| Given data |
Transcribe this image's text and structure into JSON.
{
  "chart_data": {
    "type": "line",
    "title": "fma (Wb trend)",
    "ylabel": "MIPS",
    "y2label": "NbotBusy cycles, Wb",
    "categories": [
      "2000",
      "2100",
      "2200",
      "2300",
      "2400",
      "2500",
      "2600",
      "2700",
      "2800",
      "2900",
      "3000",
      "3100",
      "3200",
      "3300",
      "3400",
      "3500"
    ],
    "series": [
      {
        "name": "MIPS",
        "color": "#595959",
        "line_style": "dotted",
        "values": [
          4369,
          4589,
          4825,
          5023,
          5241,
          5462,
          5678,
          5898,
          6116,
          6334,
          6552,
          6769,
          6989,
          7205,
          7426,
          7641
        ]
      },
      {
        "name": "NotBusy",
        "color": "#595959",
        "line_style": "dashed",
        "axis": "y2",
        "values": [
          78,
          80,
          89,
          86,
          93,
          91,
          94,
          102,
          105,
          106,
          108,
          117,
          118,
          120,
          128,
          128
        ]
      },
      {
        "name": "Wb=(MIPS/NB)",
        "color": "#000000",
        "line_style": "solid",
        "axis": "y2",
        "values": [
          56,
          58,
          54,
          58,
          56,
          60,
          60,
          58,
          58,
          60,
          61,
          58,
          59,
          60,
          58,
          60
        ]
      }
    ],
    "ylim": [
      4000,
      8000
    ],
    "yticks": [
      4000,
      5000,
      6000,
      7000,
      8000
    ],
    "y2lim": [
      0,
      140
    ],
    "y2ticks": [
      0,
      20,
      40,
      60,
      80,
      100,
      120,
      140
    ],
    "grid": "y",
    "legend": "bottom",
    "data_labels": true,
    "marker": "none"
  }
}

| Job |
Copy out all the entries shown above, character for character.

| Exercise solution |
Transcribe this image's text and structure into JSON.
{
  "chart_data": {
    "type": "line",
    "title": "fma (Wb trend)",
    "ylabel": "MIPS",
    "y2label": "NbotBusy cycles, Wb",
    "categories": [
      "2000",
      "2100",
      "2200",
      "2300",
      "2400",
      "2500",
      "2600",
      "2700",
      "2800",
      "2900",
      "3000",
      "3100",
      "3200",
      "3300",
      "3400",
      "3500"
    ],
    "series": [
      {
        "name": "MIPS",
        "color": "#595959",
        "line_style": "dotted",
        "values": [
          4369,
          4589,
          4825,
          5023,
          5241,
          5462,
          5678,
          5898,
          6116,
          6334,
          6552,
          6769,
          6989,
          7205,
          7426,
          7641
        ]
      },
      {
        "name": "NotBusy",
        "color": "#595959",
        "line_style": "dashed",
        "axis": "y2",
        "values": [
          78,
          80,
          89,
          86,
          93,
          91,
          94,
          102,
          105,
          106,
          108,
          117,
          118,
          120,
          128,
          128
        ]
      },
      {
        "name": "Wb=(MIPS/NB)",
        "color": "#000000",
        "line_style": "solid",
        "axis": "y2",
        "values": [
          56,
          58,
          54,
          58,
          56,
          60,
          60,
          58,
          58,
          60,
          61,
          58,
          59,
          60,
          58,
          60
        ]
      }
    ],
    "ylim": [
      4000,
      8000
    ],
    "yticks": [
      4000,
      5000,
      6000,
      7000,
      8000
    ],
    "y2lim": [
      0,
      140
    ],
    "y2ticks": [
      0,
      20,
      40,
      60,
      80,
      100,
      120,
      140
    ],
    "grid": "y",
    "legend": "bottom",
    "data_labels": true,
    "marker": "none"
  }
}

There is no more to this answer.